— Begin —
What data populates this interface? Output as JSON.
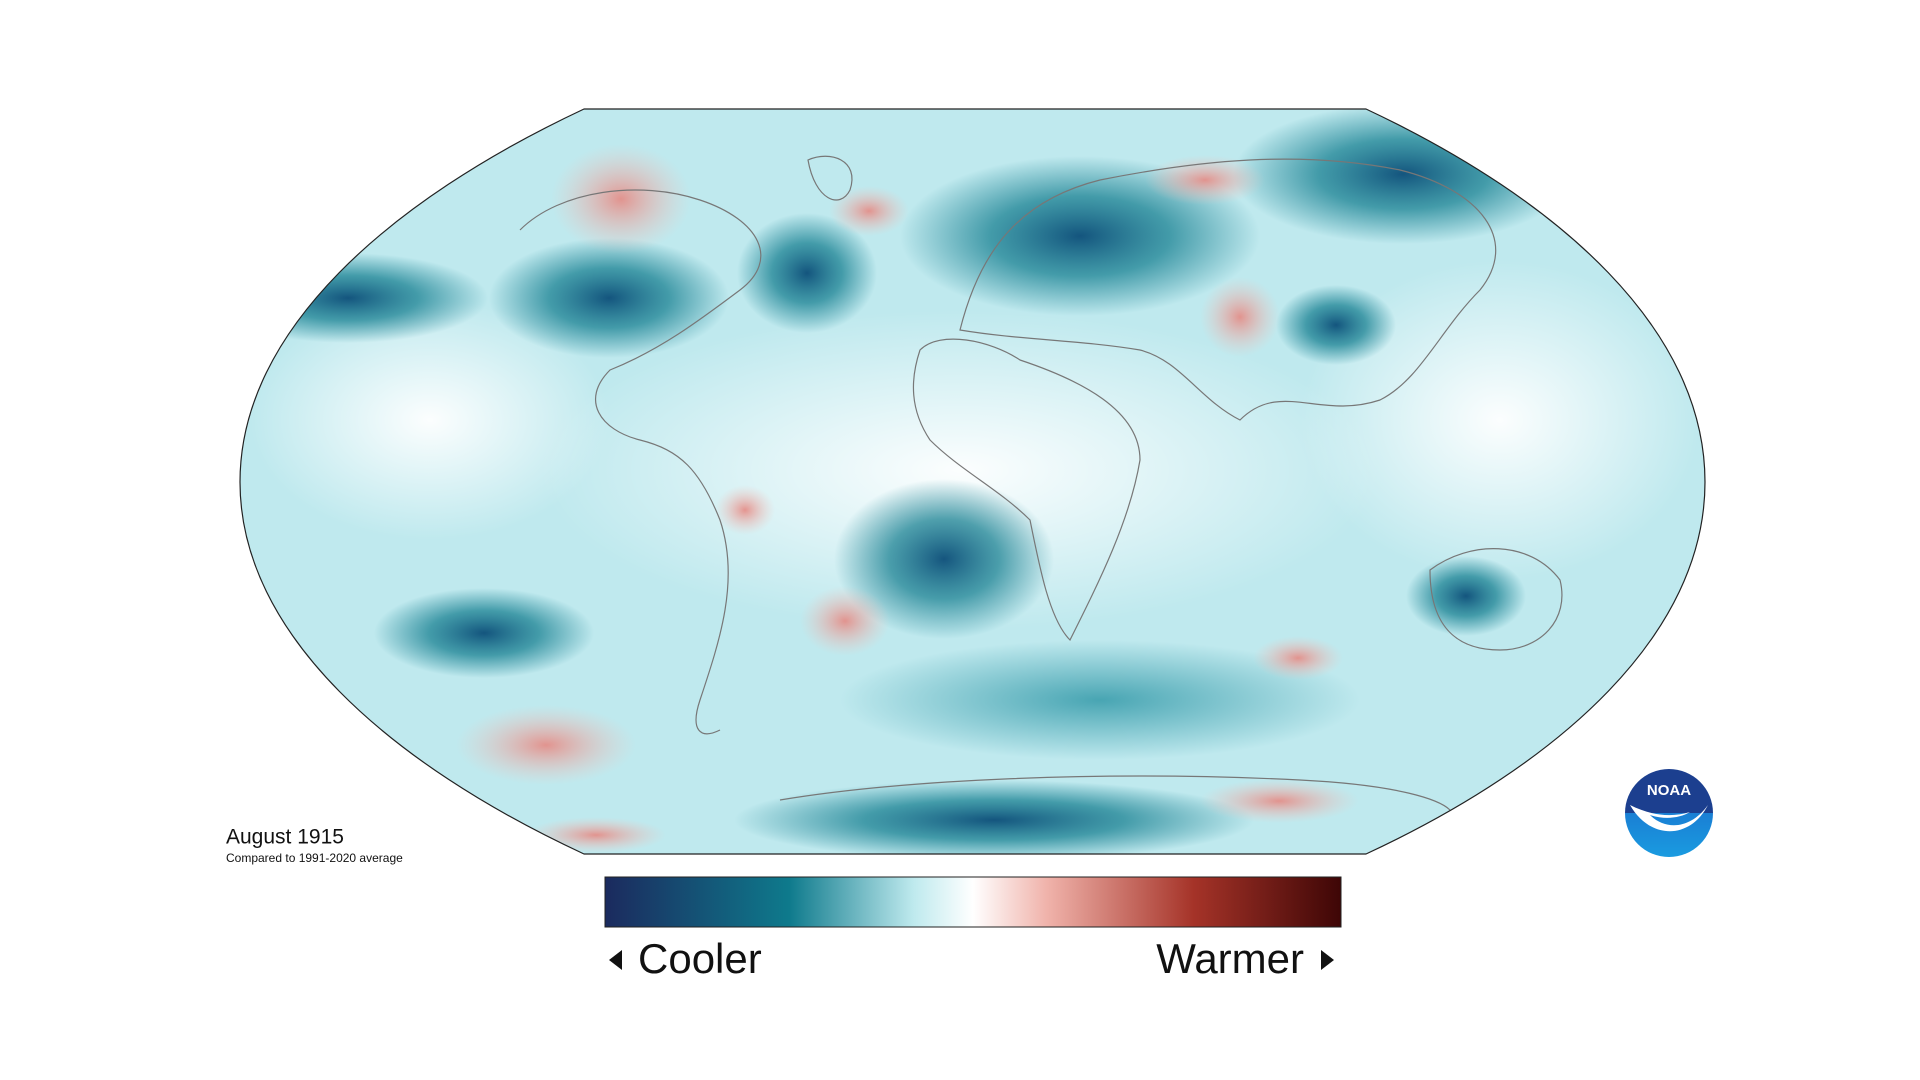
{
  "caption": {
    "title": "August 1915",
    "subtitle": "Compared to 1991-2020 average"
  },
  "legend": {
    "low_label": "Cooler",
    "high_label": "Warmer"
  },
  "logo": {
    "text": "NOAA"
  }
}
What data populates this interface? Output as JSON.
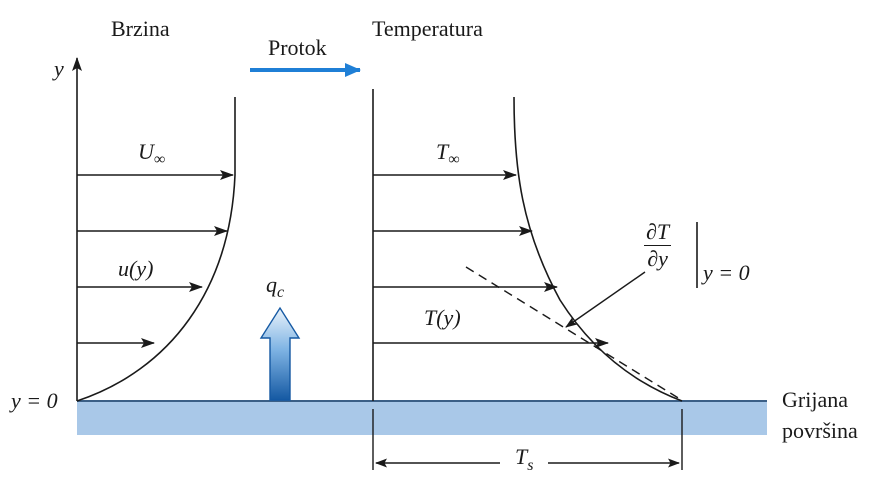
{
  "diagram": {
    "labels": {
      "velocity_title": "Brzina",
      "flow": "Protok",
      "temperature_title": "Temperatura",
      "y_axis": "y",
      "u_inf_sym": "U",
      "u_inf_sub": "∞",
      "u_of_y": "u(y)",
      "heat_flux_sym": "q",
      "heat_flux_sub": "c",
      "t_inf_sym": "T",
      "t_inf_sub": "∞",
      "t_of_y": "T(y)",
      "gradient_num": "∂T",
      "gradient_den": "∂y",
      "gradient_eval": "y = 0",
      "y_zero": "y = 0",
      "surface_line1": "Grijana",
      "surface_line2": "površina",
      "ts_sym": "T",
      "ts_sub": "s"
    },
    "colors": {
      "line": "#1a1a1a",
      "surface": "#a9c8e8",
      "surface_edge": "#6f8fb0",
      "flow_arrow": "#1f7fd6",
      "heat_arrow_top": "#eaf3fb",
      "heat_arrow_bottom": "#1559a3"
    }
  }
}
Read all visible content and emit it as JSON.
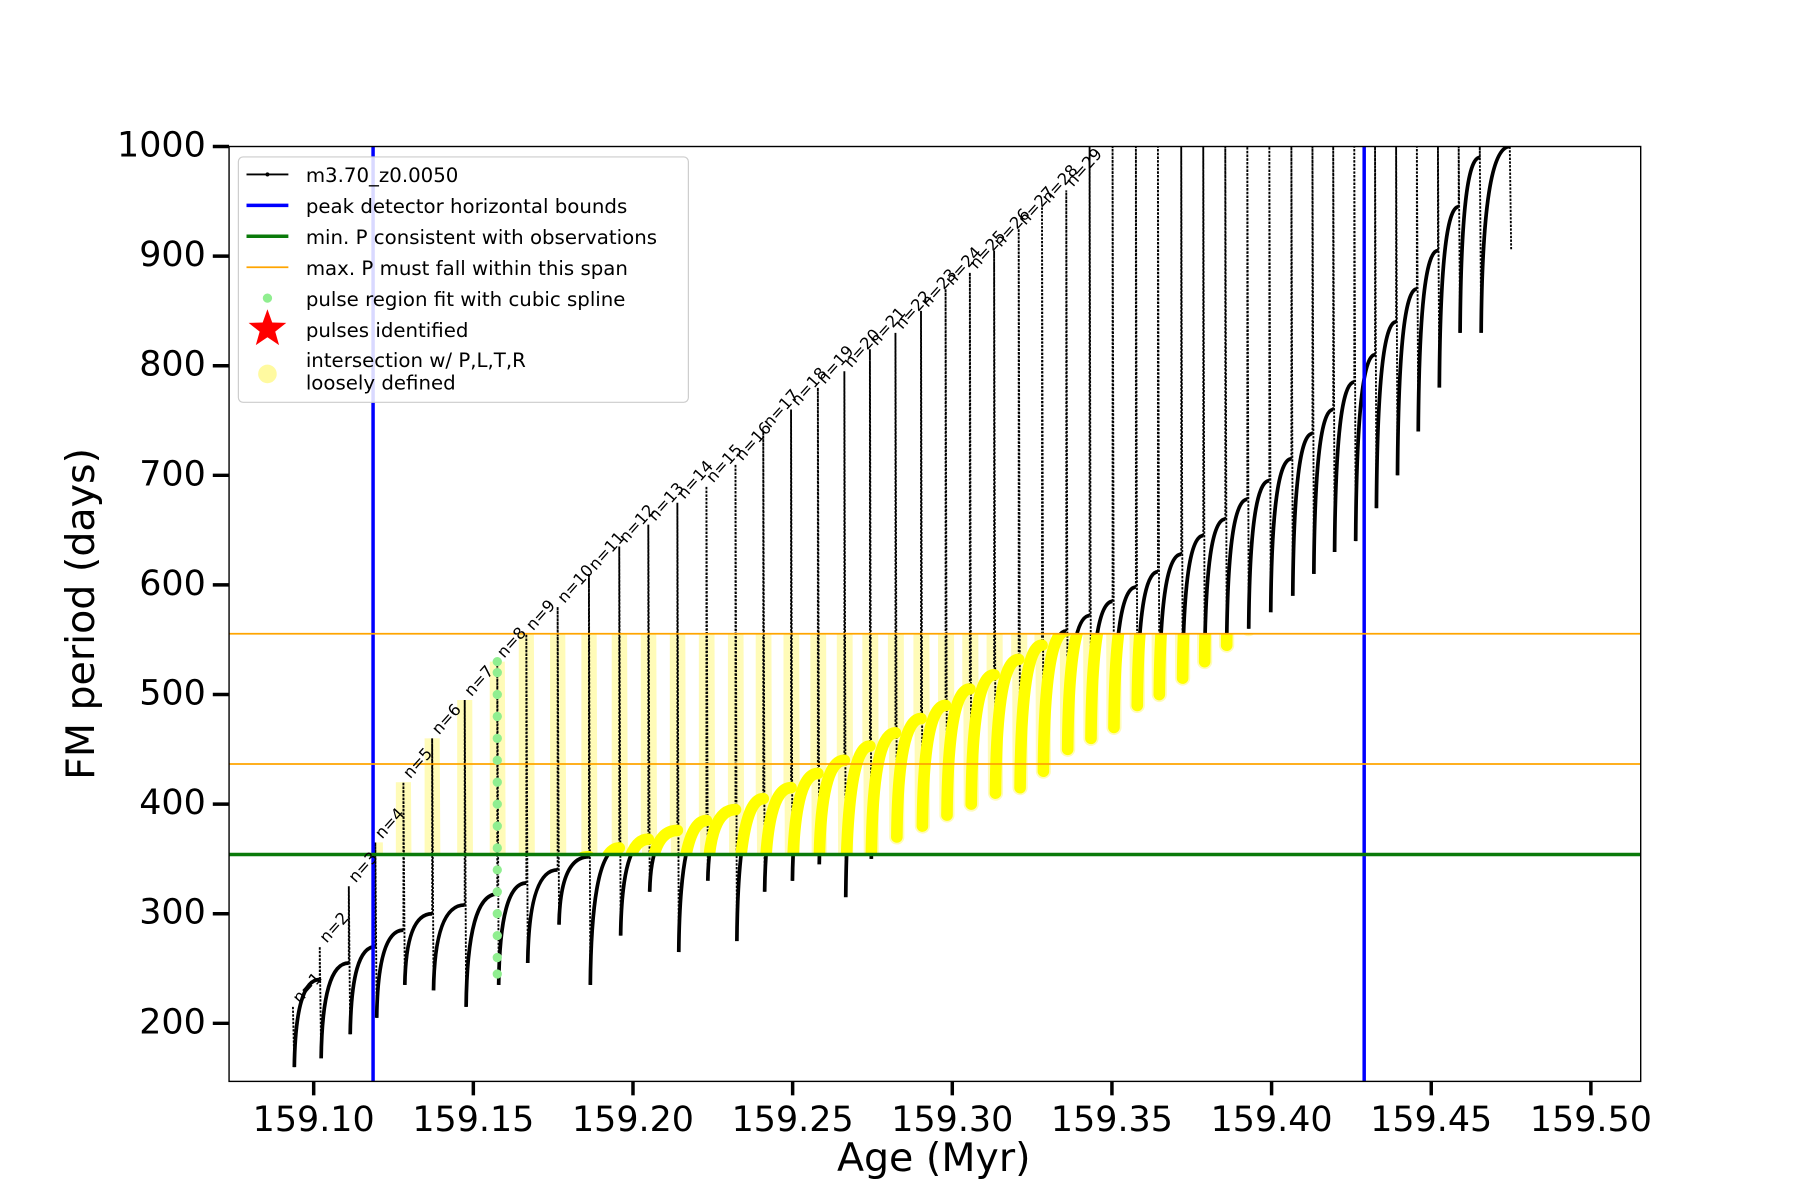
— End —
> [What the exercise asks] Quote the entries above word for word. Leave the images out.

> [Task answer]
What data populates this interface? Output as JSON.
{
  "caption": {
    "title": "August 1915",
    "subtitle": "Compared to 1991-2020 average"
  },
  "legend": {
    "low_label": "Cooler",
    "high_label": "Warmer"
  },
  "logo": {
    "text": "NOAA"
  }
}
What data populates this interface? Output as JSON.
{
  "diagram": {
    "labels": {
      "velocity_title": "Brzina",
      "flow": "Protok",
      "temperature_title": "Temperatura",
      "y_axis": "y",
      "u_inf_sym": "U",
      "u_inf_sub": "∞",
      "u_of_y": "u(y)",
      "heat_flux_sym": "q",
      "heat_flux_sub": "c",
      "t_inf_sym": "T",
      "t_inf_sub": "∞",
      "t_of_y": "T(y)",
      "gradient_num": "∂T",
      "gradient_den": "∂y",
      "gradient_eval": "y = 0",
      "y_zero": "y = 0",
      "surface_line1": "Grijana",
      "surface_line2": "površina",
      "ts_sym": "T",
      "ts_sub": "s"
    },
    "colors": {
      "line": "#1a1a1a",
      "surface": "#a9c8e8",
      "surface_edge": "#6f8fb0",
      "flow_arrow": "#1f7fd6",
      "heat_arrow_top": "#eaf3fb",
      "heat_arrow_bottom": "#1559a3"
    }
  }
}
Read all visible content and emit it as JSON.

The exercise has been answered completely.